_Objective:_
Pick out every line with the word "Cardinality" and copy it.

**** Entries shown

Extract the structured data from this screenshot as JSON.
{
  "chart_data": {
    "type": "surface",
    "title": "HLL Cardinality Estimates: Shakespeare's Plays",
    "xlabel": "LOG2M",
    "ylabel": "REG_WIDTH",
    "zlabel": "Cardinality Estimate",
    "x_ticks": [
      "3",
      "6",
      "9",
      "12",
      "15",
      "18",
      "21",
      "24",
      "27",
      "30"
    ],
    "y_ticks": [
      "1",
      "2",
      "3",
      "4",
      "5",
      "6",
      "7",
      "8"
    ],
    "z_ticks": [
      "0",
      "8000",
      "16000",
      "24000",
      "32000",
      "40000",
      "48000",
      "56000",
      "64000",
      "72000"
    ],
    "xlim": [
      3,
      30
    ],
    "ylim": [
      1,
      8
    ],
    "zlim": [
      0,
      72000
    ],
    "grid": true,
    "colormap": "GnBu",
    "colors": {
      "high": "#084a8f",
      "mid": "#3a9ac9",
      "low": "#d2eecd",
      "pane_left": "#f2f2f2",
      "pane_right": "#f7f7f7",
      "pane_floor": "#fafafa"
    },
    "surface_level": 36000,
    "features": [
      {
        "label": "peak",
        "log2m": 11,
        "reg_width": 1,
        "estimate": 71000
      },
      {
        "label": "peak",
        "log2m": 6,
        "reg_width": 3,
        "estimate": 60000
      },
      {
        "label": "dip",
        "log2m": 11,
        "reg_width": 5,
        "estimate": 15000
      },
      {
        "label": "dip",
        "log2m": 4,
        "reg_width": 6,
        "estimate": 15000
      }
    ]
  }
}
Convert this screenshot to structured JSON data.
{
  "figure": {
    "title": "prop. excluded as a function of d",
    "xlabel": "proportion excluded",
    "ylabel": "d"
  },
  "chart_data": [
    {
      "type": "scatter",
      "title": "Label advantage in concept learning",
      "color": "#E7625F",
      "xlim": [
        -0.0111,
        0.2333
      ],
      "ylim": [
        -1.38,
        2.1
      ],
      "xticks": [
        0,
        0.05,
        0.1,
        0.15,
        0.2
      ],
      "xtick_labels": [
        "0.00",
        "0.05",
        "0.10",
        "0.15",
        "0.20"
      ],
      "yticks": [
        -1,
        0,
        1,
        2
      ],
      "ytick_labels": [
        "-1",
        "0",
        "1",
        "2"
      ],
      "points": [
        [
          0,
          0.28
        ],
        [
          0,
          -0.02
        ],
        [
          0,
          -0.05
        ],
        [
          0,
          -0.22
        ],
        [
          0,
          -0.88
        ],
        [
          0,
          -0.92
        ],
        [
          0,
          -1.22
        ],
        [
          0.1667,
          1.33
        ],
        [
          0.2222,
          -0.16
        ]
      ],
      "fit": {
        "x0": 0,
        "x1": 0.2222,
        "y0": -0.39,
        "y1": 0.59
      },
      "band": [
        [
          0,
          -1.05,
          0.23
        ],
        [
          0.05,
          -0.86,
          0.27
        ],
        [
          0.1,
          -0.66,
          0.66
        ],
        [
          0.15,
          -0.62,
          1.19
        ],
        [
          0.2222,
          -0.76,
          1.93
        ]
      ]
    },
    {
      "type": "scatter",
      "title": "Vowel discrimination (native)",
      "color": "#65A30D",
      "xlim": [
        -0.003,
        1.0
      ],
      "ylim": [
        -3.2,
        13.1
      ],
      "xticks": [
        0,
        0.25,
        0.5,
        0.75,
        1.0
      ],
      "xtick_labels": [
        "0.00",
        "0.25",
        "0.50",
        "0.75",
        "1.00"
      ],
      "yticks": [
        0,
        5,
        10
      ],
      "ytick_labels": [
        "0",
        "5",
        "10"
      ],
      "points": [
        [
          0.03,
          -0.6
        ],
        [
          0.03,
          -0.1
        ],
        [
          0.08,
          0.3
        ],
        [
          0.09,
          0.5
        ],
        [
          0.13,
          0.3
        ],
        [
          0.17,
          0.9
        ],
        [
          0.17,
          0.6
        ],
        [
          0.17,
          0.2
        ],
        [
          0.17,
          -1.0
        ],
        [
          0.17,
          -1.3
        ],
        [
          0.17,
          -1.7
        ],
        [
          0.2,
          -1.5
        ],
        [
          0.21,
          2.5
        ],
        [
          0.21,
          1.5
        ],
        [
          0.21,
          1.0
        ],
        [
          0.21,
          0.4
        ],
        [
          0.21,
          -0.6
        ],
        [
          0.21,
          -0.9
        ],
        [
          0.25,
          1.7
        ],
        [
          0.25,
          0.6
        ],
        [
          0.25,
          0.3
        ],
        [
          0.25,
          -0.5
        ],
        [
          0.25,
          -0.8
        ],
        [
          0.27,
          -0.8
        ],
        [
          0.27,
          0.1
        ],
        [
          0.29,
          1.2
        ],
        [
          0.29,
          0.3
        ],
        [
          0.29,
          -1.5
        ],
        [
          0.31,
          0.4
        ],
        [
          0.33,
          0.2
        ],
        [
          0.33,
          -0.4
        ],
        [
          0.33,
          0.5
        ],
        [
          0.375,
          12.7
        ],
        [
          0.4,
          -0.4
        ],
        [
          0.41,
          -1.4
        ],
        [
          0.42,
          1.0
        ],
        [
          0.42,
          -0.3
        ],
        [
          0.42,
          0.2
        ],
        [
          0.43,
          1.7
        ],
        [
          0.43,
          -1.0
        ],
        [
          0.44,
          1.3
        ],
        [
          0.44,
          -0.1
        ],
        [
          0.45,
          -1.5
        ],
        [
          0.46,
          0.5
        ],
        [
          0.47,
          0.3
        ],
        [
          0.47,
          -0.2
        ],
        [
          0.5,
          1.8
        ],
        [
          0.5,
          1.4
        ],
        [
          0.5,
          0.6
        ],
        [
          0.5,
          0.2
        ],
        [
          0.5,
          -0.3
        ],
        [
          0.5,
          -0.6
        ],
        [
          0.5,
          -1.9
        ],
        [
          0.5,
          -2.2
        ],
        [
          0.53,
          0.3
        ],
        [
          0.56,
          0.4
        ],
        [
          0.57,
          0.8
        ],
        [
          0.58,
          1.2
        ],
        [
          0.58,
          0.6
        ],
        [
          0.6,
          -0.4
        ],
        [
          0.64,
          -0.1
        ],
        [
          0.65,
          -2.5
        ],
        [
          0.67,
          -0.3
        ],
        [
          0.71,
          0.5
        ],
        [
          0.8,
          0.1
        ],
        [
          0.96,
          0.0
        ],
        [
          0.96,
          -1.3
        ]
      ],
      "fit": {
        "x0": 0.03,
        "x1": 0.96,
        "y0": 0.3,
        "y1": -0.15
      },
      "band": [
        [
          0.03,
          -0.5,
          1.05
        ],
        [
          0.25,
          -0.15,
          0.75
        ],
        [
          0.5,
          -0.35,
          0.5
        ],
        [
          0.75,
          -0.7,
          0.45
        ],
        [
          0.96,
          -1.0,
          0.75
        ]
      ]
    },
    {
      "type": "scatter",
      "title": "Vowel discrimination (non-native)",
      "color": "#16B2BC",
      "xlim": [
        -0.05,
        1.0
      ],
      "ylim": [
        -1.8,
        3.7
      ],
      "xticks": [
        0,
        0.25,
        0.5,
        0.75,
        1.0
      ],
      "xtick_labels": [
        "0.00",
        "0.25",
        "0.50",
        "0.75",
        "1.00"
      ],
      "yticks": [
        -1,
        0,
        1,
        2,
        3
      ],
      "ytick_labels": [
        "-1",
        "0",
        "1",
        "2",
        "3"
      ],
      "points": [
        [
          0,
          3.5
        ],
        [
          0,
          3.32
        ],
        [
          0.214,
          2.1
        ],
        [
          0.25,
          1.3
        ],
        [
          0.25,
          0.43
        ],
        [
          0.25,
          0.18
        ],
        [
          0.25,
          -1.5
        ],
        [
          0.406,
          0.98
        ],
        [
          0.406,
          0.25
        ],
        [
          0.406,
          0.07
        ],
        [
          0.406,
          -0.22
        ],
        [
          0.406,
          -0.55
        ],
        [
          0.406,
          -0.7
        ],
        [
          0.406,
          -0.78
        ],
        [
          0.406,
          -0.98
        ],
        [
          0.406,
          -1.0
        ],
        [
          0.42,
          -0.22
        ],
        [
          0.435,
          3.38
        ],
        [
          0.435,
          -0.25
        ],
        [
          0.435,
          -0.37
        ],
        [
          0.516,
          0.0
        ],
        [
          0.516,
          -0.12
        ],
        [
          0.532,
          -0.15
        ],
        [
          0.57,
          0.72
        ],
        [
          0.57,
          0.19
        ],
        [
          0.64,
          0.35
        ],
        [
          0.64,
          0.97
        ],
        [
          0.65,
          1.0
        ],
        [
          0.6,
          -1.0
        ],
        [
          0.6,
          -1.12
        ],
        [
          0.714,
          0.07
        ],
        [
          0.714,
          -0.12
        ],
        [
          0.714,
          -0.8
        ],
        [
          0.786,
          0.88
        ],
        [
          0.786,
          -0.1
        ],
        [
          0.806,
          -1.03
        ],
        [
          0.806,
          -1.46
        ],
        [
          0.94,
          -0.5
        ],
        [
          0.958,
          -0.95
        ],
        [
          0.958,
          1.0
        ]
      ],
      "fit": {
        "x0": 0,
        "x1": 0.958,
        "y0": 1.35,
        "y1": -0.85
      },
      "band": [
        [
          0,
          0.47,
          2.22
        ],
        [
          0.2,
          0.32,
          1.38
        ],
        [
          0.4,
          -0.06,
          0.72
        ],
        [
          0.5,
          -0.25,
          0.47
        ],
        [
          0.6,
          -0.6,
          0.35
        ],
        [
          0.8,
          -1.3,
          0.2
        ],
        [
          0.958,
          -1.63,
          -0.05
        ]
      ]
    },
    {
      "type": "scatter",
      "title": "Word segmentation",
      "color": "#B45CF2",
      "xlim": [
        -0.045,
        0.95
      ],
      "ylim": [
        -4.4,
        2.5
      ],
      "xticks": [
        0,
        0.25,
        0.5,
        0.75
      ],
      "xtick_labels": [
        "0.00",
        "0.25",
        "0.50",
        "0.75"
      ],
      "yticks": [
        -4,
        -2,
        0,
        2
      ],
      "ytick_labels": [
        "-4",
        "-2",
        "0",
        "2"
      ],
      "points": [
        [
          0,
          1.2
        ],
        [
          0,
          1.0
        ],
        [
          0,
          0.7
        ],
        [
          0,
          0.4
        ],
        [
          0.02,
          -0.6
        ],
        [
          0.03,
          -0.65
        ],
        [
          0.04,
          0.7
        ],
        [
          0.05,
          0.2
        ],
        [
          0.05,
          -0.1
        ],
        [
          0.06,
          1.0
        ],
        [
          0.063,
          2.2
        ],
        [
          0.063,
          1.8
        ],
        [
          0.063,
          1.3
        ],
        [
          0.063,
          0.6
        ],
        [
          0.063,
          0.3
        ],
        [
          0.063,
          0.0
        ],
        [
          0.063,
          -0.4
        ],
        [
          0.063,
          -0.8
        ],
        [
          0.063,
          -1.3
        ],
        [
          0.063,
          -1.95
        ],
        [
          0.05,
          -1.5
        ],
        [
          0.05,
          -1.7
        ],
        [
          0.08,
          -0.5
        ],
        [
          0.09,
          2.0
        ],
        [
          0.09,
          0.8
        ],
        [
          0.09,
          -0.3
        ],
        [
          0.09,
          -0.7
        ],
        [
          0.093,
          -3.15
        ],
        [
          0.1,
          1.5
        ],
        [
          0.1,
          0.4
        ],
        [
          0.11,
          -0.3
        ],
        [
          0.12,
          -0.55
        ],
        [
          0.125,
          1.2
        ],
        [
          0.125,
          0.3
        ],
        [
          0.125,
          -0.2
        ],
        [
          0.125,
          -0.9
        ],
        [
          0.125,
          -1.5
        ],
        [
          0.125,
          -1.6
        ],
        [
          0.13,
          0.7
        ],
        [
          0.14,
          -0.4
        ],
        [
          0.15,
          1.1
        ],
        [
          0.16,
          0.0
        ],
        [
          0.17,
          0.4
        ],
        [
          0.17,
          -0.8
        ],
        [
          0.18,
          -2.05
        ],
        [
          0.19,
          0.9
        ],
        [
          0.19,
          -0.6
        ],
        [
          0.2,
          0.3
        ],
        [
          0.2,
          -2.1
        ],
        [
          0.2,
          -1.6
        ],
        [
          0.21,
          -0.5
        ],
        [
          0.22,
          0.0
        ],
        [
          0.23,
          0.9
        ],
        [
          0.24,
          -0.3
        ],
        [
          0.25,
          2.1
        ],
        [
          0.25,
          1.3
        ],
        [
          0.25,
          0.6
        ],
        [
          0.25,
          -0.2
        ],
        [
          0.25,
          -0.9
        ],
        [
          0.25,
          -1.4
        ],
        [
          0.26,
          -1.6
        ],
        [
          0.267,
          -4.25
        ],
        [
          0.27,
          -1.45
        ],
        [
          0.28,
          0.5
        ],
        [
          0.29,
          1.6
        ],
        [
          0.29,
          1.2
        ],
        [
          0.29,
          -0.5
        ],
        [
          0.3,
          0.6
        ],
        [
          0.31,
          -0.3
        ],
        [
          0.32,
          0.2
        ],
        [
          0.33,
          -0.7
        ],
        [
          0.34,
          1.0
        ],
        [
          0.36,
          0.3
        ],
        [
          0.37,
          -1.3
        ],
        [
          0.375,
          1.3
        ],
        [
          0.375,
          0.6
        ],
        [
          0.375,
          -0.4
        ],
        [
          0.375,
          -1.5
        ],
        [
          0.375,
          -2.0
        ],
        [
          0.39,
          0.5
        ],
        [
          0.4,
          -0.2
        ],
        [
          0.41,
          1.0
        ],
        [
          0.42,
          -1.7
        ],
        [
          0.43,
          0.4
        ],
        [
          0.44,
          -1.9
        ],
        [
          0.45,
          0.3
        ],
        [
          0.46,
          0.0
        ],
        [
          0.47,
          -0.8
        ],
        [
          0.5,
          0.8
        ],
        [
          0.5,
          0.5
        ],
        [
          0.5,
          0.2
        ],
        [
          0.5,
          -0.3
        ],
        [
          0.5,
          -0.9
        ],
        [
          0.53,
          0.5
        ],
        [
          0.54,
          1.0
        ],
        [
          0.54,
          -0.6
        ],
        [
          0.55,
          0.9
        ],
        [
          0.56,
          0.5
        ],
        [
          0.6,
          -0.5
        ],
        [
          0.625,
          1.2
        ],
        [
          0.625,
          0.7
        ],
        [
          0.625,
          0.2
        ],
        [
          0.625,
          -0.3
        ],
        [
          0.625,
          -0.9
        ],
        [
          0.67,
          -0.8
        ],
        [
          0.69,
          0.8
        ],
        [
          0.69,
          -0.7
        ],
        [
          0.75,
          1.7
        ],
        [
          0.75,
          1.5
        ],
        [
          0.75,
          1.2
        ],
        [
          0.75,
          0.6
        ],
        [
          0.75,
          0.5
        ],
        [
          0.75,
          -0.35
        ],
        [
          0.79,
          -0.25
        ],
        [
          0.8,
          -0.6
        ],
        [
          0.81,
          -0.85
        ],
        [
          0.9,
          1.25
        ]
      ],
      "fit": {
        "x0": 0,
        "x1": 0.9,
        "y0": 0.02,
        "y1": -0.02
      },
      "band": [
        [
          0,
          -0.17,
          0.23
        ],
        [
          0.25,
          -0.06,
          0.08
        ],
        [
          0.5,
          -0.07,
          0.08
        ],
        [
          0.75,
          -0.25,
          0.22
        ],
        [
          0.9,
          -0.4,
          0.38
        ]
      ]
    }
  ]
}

********

_Result of the exercise:_
    "title": "HLL Cardinality Estimates: Shakespeare's Plays",
    "zlabel": "Cardinality Estimate",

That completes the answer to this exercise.